* **Work to complete**: Search the data for the string "Inflation" and gather each line it is in.

* **Extracted data entries**:

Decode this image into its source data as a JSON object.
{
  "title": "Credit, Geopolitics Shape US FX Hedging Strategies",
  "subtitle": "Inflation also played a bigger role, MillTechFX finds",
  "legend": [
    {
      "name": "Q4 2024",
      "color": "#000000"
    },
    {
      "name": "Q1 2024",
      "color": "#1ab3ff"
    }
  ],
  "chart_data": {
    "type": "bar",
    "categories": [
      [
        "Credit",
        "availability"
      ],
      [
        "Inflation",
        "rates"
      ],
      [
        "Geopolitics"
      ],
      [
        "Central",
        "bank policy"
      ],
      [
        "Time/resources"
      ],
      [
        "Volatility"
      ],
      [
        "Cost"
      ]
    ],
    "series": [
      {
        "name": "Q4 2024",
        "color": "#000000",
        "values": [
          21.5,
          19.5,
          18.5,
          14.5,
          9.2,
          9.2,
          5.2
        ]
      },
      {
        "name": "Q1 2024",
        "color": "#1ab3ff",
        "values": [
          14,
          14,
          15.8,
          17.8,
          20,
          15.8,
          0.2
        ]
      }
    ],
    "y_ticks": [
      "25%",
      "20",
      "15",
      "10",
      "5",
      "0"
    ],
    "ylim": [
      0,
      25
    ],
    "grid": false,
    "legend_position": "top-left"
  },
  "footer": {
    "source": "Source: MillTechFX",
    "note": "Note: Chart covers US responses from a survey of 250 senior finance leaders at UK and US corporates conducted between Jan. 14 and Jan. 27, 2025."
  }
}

* **Reply to the exercise**:
  "subtitle": "Inflation also played a bigger role, MillTechFX finds",
        "Inflation",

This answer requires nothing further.